## Task inputs

++++++++

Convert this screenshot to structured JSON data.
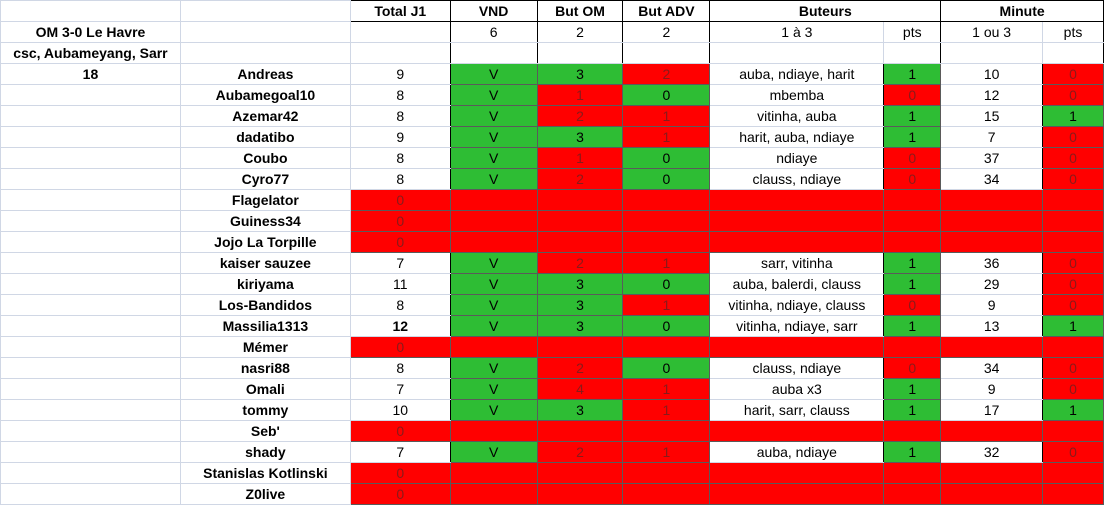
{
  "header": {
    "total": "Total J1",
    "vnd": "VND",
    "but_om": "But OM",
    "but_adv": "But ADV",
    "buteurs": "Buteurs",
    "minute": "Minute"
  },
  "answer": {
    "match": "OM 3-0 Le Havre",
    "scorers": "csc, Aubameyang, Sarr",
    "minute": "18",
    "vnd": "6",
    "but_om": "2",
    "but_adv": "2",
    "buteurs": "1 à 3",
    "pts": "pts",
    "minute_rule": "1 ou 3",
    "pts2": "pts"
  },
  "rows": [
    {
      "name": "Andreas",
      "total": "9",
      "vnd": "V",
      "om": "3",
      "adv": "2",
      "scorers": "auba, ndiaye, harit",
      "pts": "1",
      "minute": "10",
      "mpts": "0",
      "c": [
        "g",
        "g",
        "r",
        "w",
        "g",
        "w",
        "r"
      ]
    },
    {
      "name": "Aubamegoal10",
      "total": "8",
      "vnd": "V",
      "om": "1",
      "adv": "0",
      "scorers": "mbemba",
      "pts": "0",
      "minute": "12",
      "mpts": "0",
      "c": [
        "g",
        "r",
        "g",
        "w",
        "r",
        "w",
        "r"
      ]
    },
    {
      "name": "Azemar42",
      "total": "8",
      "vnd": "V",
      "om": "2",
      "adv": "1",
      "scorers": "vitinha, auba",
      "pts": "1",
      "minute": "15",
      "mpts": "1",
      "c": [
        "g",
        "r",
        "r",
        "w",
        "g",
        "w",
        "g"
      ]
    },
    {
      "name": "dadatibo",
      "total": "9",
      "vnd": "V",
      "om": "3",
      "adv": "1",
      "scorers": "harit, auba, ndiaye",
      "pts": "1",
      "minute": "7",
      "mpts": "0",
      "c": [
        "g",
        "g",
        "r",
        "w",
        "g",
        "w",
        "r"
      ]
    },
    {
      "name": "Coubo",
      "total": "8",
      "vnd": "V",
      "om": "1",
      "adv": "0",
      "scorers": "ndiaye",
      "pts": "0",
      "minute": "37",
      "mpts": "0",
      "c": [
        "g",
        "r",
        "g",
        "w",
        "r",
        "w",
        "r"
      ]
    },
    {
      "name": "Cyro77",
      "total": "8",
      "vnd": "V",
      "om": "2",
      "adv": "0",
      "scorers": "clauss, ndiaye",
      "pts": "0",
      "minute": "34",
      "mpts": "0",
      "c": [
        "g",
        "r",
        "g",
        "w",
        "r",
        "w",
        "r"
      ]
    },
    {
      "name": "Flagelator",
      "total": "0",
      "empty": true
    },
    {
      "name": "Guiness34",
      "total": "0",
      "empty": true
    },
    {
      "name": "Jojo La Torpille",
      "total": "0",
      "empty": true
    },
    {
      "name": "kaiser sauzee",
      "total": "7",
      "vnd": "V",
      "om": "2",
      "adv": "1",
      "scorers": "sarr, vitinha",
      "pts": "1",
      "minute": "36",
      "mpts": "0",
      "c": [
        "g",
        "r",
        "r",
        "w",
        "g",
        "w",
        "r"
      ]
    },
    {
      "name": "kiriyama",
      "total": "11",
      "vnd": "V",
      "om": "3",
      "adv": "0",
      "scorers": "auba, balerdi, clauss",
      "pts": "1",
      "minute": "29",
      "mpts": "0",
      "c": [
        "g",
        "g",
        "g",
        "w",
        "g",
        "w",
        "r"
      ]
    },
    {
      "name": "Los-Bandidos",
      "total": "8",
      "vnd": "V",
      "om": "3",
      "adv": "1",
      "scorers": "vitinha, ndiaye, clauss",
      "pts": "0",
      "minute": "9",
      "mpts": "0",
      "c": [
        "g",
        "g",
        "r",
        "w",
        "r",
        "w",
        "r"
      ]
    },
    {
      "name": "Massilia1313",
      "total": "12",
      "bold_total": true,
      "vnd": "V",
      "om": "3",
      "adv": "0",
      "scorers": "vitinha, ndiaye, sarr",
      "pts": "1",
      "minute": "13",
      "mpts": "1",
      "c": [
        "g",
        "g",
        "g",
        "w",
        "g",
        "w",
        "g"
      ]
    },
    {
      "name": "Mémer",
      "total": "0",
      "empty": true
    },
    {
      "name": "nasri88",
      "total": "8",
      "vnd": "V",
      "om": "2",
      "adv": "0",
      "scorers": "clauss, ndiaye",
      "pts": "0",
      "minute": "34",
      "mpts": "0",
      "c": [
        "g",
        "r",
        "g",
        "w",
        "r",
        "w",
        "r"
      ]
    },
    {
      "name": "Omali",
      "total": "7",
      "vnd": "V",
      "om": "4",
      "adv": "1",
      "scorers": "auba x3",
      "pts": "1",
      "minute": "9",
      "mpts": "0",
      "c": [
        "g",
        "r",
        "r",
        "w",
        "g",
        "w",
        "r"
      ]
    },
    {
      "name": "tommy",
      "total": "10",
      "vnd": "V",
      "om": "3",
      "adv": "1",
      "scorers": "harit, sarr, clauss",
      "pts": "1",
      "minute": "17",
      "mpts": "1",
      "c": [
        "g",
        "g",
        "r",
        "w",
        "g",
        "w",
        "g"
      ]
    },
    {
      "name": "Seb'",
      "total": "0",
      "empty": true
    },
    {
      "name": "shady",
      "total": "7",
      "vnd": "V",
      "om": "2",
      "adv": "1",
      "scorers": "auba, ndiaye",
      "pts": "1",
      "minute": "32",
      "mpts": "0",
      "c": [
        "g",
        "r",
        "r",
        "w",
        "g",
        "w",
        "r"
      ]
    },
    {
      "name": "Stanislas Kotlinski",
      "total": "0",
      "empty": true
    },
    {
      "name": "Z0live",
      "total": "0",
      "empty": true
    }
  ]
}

++++++++

## Requirement
Give every line back word for word and leave the pictures out.

## Finished task
Convert this screenshot to structured JSON data.
{
  "header": {
    "total": "Total J1",
    "vnd": "VND",
    "but_om": "But OM",
    "but_adv": "But ADV",
    "buteurs": "Buteurs",
    "minute": "Minute"
  },
  "answer": {
    "match": "OM 3-0 Le Havre",
    "scorers": "csc, Aubameyang, Sarr",
    "minute": "18",
    "vnd": "6",
    "but_om": "2",
    "but_adv": "2",
    "buteurs": "1 à 3",
    "pts": "pts",
    "minute_rule": "1 ou 3",
    "pts2": "pts"
  },
  "rows": [
    {
      "name": "Andreas",
      "total": "9",
      "vnd": "V",
      "om": "3",
      "adv": "2",
      "scorers": "auba, ndiaye, harit",
      "pts": "1",
      "minute": "10",
      "mpts": "0",
      "c": [
        "g",
        "g",
        "r",
        "w",
        "g",
        "w",
        "r"
      ]
    },
    {
      "name": "Aubamegoal10",
      "total": "8",
      "vnd": "V",
      "om": "1",
      "adv": "0",
      "scorers": "mbemba",
      "pts": "0",
      "minute": "12",
      "mpts": "0",
      "c": [
        "g",
        "r",
        "g",
        "w",
        "r",
        "w",
        "r"
      ]
    },
    {
      "name": "Azemar42",
      "total": "8",
      "vnd": "V",
      "om": "2",
      "adv": "1",
      "scorers": "vitinha, auba",
      "pts": "1",
      "minute": "15",
      "mpts": "1",
      "c": [
        "g",
        "r",
        "r",
        "w",
        "g",
        "w",
        "g"
      ]
    },
    {
      "name": "dadatibo",
      "total": "9",
      "vnd": "V",
      "om": "3",
      "adv": "1",
      "scorers": "harit, auba, ndiaye",
      "pts": "1",
      "minute": "7",
      "mpts": "0",
      "c": [
        "g",
        "g",
        "r",
        "w",
        "g",
        "w",
        "r"
      ]
    },
    {
      "name": "Coubo",
      "total": "8",
      "vnd": "V",
      "om": "1",
      "adv": "0",
      "scorers": "ndiaye",
      "pts": "0",
      "minute": "37",
      "mpts": "0",
      "c": [
        "g",
        "r",
        "g",
        "w",
        "r",
        "w",
        "r"
      ]
    },
    {
      "name": "Cyro77",
      "total": "8",
      "vnd": "V",
      "om": "2",
      "adv": "0",
      "scorers": "clauss, ndiaye",
      "pts": "0",
      "minute": "34",
      "mpts": "0",
      "c": [
        "g",
        "r",
        "g",
        "w",
        "r",
        "w",
        "r"
      ]
    },
    {
      "name": "Flagelator",
      "total": "0",
      "empty": true
    },
    {
      "name": "Guiness34",
      "total": "0",
      "empty": true
    },
    {
      "name": "Jojo La Torpille",
      "total": "0",
      "empty": true
    },
    {
      "name": "kaiser sauzee",
      "total": "7",
      "vnd": "V",
      "om": "2",
      "adv": "1",
      "scorers": "sarr, vitinha",
      "pts": "1",
      "minute": "36",
      "mpts": "0",
      "c": [
        "g",
        "r",
        "r",
        "w",
        "g",
        "w",
        "r"
      ]
    },
    {
      "name": "kiriyama",
      "total": "11",
      "vnd": "V",
      "om": "3",
      "adv": "0",
      "scorers": "auba, balerdi, clauss",
      "pts": "1",
      "minute": "29",
      "mpts": "0",
      "c": [
        "g",
        "g",
        "g",
        "w",
        "g",
        "w",
        "r"
      ]
    },
    {
      "name": "Los-Bandidos",
      "total": "8",
      "vnd": "V",
      "om": "3",
      "adv": "1",
      "scorers": "vitinha, ndiaye, clauss",
      "pts": "0",
      "minute": "9",
      "mpts": "0",
      "c": [
        "g",
        "g",
        "r",
        "w",
        "r",
        "w",
        "r"
      ]
    },
    {
      "name": "Massilia1313",
      "total": "12",
      "bold_total": true,
      "vnd": "V",
      "om": "3",
      "adv": "0",
      "scorers": "vitinha, ndiaye, sarr",
      "pts": "1",
      "minute": "13",
      "mpts": "1",
      "c": [
        "g",
        "g",
        "g",
        "w",
        "g",
        "w",
        "g"
      ]
    },
    {
      "name": "Mémer",
      "total": "0",
      "empty": true
    },
    {
      "name": "nasri88",
      "total": "8",
      "vnd": "V",
      "om": "2",
      "adv": "0",
      "scorers": "clauss, ndiaye",
      "pts": "0",
      "minute": "34",
      "mpts": "0",
      "c": [
        "g",
        "r",
        "g",
        "w",
        "r",
        "w",
        "r"
      ]
    },
    {
      "name": "Omali",
      "total": "7",
      "vnd": "V",
      "om": "4",
      "adv": "1",
      "scorers": "auba x3",
      "pts": "1",
      "minute": "9",
      "mpts": "0",
      "c": [
        "g",
        "r",
        "r",
        "w",
        "g",
        "w",
        "r"
      ]
    },
    {
      "name": "tommy",
      "total": "10",
      "vnd": "V",
      "om": "3",
      "adv": "1",
      "scorers": "harit, sarr, clauss",
      "pts": "1",
      "minute": "17",
      "mpts": "1",
      "c": [
        "g",
        "g",
        "r",
        "w",
        "g",
        "w",
        "g"
      ]
    },
    {
      "name": "Seb'",
      "total": "0",
      "empty": true
    },
    {
      "name": "shady",
      "total": "7",
      "vnd": "V",
      "om": "2",
      "adv": "1",
      "scorers": "auba, ndiaye",
      "pts": "1",
      "minute": "32",
      "mpts": "0",
      "c": [
        "g",
        "r",
        "r",
        "w",
        "g",
        "w",
        "r"
      ]
    },
    {
      "name": "Stanislas Kotlinski",
      "total": "0",
      "empty": true
    },
    {
      "name": "Z0live",
      "total": "0",
      "empty": true
    }
  ]
}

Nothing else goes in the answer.